**Set task**
Identify all lines in the listing that include the word "fast", and copy them out.
---
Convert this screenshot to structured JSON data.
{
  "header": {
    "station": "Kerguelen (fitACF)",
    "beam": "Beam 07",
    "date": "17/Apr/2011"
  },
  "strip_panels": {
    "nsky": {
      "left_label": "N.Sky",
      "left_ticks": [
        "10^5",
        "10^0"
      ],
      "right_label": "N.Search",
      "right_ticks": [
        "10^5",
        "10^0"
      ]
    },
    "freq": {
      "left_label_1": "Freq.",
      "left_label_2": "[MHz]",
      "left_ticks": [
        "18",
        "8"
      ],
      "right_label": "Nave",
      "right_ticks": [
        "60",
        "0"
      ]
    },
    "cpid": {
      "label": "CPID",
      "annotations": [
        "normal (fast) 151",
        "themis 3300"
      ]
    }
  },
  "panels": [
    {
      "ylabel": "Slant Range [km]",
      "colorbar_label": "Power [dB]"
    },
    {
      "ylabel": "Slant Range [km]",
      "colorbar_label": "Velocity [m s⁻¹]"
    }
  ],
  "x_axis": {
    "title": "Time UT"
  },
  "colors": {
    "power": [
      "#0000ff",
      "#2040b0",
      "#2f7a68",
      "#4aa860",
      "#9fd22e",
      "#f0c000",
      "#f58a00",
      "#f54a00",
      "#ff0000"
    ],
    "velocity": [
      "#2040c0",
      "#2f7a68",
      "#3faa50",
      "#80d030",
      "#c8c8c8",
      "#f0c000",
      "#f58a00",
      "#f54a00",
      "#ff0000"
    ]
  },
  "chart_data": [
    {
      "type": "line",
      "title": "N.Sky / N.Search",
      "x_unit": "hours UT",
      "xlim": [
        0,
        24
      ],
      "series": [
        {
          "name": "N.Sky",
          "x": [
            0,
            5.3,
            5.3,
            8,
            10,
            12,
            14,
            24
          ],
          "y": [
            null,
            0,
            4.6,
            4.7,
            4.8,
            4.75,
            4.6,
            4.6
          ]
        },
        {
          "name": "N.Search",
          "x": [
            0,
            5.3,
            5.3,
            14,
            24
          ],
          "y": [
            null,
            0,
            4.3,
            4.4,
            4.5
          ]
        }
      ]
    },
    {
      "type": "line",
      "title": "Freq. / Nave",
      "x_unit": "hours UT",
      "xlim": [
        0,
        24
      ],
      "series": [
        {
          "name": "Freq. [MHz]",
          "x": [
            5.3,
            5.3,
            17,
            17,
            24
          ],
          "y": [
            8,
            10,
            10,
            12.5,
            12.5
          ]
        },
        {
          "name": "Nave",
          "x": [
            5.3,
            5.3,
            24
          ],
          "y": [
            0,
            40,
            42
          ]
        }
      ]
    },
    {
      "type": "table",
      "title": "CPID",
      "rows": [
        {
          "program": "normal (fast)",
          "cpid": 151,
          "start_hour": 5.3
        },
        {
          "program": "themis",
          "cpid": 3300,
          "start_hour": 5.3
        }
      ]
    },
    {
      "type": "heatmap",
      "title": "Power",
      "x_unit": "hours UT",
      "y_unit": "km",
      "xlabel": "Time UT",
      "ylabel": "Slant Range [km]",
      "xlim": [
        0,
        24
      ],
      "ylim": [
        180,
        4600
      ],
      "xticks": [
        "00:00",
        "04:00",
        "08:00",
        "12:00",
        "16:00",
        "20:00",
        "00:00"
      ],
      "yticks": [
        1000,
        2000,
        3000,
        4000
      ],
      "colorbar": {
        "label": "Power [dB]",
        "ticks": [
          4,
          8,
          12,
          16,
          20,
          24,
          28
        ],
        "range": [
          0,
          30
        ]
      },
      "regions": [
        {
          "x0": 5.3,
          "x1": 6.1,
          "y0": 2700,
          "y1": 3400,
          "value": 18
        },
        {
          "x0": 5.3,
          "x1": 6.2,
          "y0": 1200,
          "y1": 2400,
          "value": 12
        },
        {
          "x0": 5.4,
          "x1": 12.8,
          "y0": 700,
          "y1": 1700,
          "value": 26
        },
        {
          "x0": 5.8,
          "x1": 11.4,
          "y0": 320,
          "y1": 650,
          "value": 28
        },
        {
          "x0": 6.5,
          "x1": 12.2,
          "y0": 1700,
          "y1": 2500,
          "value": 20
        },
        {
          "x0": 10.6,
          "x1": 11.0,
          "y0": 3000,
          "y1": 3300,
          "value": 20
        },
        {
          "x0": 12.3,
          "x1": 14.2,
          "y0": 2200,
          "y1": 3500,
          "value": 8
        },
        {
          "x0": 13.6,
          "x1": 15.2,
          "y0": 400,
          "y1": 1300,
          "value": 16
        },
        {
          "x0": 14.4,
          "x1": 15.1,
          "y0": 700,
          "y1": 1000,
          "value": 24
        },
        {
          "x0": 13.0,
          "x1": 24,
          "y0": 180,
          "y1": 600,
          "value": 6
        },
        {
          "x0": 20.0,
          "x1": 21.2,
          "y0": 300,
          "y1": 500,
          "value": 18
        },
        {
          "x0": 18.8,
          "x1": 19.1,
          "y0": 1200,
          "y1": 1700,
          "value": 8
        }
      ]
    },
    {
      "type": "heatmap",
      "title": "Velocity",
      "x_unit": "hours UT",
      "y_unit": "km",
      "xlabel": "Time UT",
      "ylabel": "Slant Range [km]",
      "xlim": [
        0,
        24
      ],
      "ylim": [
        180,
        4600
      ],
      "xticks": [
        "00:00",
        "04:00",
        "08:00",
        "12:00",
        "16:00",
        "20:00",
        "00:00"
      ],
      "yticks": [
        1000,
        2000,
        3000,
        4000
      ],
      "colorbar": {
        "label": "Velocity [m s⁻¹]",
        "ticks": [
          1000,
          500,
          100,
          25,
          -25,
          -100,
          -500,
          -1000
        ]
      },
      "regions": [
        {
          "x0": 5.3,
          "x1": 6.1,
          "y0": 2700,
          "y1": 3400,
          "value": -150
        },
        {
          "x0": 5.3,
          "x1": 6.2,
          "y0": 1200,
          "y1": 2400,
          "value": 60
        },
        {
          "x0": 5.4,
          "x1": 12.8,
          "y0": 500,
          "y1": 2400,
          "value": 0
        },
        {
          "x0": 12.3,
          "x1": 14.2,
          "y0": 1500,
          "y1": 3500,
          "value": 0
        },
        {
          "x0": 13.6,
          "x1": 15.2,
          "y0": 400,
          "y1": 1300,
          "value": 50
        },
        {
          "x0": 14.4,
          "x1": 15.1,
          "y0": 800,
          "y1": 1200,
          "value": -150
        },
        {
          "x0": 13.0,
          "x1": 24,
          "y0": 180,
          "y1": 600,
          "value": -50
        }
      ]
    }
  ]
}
---
**Solution for this task**
        "normal (fast) 151",
          "program": "normal (fast)",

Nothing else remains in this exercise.